▶ **Data rows**
· · · · ·

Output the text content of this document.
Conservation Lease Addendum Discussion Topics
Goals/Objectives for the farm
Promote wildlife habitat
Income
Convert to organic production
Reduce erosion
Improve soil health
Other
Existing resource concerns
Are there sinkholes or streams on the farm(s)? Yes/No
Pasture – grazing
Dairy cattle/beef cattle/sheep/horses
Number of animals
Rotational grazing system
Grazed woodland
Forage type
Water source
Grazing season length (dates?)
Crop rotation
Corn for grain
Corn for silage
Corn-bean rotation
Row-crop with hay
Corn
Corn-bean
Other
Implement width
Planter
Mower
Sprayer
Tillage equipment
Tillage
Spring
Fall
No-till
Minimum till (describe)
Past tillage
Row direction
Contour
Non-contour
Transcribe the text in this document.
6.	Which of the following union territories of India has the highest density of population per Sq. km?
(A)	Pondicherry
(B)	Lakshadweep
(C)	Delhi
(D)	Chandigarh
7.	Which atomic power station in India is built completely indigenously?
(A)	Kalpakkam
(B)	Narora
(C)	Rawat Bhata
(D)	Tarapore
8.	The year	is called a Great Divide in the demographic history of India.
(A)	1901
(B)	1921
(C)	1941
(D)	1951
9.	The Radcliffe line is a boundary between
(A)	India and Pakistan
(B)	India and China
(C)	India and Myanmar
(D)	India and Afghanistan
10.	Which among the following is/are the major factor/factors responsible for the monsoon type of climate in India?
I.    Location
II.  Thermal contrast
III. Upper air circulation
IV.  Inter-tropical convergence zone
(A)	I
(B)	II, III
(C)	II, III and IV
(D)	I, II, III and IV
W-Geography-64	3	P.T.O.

· · · · ·

▶ **Problem description**
Copy exactly the lines above, from the one containing "Transcribe the text in this document." through the very last line.

▶ **The response**
Transcribe the text in this document.
6.	Which of the following union territories of India has the highest density of population per Sq. km?
(A)	Pondicherry
(B)	Lakshadweep
(C)	Delhi
(D)	Chandigarh
7.	Which atomic power station in India is built completely indigenously?
(A)	Kalpakkam
(B)	Narora
(C)	Rawat Bhata
(D)	Tarapore
8.	The year	is called a Great Divide in the demographic history of India.
(A)	1901
(B)	1921
(C)	1941
(D)	1951
9.	The Radcliffe line is a boundary between
(A)	India and Pakistan
(B)	India and China
(C)	India and Myanmar
(D)	India and Afghanistan
10.	Which among the following is/are the major factor/factors responsible for the monsoon type of climate in India?
I.    Location
II.  Thermal contrast
III. Upper air circulation
IV.  Inter-tropical convergence zone
(A)	I
(B)	II, III
(C)	II, III and IV
(D)	I, II, III and IV
W-Geography-64	3	P.T.O.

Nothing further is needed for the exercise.